- [Task to complete]
Search the entries for the word "percepción" and copy each line that has it.

Source data

──────

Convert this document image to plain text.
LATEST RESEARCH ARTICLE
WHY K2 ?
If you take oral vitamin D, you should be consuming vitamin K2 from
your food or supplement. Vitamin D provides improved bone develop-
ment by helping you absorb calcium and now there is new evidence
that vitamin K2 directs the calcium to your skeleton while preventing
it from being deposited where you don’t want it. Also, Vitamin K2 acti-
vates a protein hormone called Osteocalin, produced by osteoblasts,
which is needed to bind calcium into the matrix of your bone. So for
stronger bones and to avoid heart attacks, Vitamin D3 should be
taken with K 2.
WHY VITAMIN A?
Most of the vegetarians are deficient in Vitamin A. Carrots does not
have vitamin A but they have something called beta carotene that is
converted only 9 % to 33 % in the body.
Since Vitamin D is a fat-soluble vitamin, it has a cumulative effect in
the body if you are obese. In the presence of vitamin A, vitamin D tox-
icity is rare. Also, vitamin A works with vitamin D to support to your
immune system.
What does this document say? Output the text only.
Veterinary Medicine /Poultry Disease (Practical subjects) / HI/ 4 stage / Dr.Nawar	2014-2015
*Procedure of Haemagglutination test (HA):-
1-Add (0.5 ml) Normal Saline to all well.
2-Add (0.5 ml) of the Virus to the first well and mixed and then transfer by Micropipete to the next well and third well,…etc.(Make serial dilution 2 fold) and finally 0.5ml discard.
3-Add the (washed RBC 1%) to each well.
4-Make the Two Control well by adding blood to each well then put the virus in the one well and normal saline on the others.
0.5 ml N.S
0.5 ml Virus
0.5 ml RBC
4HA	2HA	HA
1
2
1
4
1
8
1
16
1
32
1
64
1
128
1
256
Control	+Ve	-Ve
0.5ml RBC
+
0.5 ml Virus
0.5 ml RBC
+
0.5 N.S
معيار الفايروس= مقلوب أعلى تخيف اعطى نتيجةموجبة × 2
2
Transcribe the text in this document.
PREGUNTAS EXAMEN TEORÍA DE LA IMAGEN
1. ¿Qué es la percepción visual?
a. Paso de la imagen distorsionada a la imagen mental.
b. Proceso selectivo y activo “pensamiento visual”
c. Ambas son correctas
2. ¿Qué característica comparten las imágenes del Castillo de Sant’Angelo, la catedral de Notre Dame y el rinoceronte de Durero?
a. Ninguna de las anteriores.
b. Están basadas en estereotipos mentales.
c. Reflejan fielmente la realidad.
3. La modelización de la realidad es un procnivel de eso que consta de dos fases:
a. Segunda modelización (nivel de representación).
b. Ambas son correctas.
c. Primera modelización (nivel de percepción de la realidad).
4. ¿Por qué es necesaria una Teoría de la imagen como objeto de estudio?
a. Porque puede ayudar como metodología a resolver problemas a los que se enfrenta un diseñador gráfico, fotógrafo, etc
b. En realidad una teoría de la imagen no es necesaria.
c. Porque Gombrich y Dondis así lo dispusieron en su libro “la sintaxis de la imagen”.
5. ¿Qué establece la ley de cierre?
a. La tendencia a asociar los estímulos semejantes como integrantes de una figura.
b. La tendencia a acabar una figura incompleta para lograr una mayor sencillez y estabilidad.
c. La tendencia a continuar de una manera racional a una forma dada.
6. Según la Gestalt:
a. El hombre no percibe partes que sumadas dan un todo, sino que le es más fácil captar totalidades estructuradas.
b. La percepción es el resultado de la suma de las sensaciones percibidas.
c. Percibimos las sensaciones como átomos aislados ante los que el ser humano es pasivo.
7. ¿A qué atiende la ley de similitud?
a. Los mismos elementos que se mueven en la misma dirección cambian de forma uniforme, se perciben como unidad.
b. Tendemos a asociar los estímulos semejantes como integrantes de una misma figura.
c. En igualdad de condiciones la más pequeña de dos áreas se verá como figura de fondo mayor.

──────

- [Task solution]
1. ¿Qué es la percepción visual?
c. Primera modelización (nivel de percepción de la realidad).
b. La percepción es el resultado de la suma de las sensaciones percibidas.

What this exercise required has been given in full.